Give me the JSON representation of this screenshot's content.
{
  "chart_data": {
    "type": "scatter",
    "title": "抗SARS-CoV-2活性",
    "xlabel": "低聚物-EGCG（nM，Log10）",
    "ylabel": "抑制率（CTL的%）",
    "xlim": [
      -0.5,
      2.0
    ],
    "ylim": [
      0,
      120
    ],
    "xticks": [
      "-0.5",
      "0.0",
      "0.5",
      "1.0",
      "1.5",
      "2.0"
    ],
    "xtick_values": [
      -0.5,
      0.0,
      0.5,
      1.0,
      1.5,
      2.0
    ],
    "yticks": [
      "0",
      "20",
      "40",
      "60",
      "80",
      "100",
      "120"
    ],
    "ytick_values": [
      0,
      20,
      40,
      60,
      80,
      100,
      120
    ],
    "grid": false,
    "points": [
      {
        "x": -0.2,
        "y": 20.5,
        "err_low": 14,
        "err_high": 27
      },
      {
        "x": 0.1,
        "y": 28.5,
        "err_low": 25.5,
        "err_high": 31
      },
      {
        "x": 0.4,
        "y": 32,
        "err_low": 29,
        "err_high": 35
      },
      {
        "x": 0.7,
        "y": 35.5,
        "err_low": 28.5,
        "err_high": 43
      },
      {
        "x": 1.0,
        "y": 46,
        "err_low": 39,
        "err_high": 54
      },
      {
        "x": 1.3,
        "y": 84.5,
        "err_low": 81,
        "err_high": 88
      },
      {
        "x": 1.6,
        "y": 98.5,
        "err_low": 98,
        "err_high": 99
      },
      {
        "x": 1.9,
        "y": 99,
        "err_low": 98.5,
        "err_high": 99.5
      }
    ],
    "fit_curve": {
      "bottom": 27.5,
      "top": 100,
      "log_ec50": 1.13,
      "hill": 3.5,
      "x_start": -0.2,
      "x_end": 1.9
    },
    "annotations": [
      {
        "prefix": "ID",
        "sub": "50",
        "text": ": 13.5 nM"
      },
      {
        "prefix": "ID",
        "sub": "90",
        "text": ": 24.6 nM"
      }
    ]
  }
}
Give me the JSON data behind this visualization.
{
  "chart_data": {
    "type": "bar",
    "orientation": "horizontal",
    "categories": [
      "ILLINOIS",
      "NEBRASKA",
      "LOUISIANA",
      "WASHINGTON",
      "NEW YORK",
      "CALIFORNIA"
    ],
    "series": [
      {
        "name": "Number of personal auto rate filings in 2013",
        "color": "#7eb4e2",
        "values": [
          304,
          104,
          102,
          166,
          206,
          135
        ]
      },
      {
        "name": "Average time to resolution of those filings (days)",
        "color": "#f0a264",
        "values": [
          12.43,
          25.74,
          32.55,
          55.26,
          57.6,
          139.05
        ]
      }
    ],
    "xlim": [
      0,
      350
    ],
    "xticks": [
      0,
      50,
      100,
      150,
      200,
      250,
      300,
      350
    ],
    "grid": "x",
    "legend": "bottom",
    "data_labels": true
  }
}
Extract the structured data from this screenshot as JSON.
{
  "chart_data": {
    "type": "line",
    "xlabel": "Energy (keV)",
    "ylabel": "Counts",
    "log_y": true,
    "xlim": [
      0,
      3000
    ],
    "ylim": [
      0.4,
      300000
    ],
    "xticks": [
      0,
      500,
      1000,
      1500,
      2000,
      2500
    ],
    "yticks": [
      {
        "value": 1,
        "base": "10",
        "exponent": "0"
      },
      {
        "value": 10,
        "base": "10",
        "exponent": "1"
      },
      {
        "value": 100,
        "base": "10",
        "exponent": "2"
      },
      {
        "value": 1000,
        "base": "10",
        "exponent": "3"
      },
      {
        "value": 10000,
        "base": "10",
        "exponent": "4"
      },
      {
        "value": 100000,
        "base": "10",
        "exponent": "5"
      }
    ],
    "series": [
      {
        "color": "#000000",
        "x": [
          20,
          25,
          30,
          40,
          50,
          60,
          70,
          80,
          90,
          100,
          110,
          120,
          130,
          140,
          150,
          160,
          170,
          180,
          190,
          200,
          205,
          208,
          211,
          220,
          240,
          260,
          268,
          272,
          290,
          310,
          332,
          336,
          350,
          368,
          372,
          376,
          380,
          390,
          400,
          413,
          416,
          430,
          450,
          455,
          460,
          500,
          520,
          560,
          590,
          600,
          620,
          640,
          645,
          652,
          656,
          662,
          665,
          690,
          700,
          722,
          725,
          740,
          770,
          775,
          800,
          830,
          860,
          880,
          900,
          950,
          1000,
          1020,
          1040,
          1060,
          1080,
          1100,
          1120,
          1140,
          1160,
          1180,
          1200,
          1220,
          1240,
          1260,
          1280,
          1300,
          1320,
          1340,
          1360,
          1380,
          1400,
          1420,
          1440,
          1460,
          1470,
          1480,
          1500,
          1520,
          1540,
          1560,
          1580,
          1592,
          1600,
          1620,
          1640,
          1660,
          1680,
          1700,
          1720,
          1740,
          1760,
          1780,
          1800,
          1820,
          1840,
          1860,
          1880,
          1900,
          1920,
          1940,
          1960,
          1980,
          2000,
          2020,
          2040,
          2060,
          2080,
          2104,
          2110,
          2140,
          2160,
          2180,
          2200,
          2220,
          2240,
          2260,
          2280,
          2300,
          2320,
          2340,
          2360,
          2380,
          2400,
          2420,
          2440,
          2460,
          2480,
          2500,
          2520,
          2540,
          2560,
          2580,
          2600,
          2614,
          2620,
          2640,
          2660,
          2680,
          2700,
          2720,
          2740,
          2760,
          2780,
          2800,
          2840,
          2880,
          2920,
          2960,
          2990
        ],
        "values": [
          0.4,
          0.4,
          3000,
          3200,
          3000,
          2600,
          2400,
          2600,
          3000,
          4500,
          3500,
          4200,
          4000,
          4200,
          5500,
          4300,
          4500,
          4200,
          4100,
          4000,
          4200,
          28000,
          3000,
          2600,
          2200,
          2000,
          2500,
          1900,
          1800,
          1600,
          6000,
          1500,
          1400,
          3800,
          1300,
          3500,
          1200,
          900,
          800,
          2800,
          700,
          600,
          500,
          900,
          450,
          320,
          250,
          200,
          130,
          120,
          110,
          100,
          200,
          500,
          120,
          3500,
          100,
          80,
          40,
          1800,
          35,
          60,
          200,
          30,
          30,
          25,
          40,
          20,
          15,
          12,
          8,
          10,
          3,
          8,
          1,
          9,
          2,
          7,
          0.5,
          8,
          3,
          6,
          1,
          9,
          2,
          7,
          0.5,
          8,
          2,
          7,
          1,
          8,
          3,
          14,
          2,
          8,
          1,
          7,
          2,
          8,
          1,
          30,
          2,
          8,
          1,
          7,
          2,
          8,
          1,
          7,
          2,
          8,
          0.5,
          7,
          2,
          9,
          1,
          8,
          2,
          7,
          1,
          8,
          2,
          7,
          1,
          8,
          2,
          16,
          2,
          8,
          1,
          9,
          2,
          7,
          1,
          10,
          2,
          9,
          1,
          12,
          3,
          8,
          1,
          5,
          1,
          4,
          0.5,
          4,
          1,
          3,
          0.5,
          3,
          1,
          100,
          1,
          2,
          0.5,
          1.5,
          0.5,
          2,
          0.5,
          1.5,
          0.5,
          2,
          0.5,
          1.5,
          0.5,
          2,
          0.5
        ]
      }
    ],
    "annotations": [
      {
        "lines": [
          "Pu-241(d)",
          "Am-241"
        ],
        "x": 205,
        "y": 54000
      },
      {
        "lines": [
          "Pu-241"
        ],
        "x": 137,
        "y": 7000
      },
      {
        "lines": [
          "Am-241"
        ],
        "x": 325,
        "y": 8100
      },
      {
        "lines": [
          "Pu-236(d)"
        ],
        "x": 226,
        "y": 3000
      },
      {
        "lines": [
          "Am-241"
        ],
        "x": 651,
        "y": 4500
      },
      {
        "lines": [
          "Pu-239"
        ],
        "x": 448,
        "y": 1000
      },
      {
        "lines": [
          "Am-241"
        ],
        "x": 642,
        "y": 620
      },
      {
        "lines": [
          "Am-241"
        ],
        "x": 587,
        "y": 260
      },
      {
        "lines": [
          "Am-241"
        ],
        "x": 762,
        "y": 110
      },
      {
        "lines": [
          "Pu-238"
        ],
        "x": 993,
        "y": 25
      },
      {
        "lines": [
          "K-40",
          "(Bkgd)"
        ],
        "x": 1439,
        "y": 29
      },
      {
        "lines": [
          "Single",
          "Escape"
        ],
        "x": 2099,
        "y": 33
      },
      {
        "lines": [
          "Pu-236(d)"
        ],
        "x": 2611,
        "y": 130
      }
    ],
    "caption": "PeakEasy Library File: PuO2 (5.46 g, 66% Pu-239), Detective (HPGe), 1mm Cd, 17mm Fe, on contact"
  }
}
━━━━━━
Given exercise
Find every line in the records above that holds the word "color", and copy each one.

The reply
        "color": "#7eb4e2",
        "color": "#f0a264",
        "color": "#000000",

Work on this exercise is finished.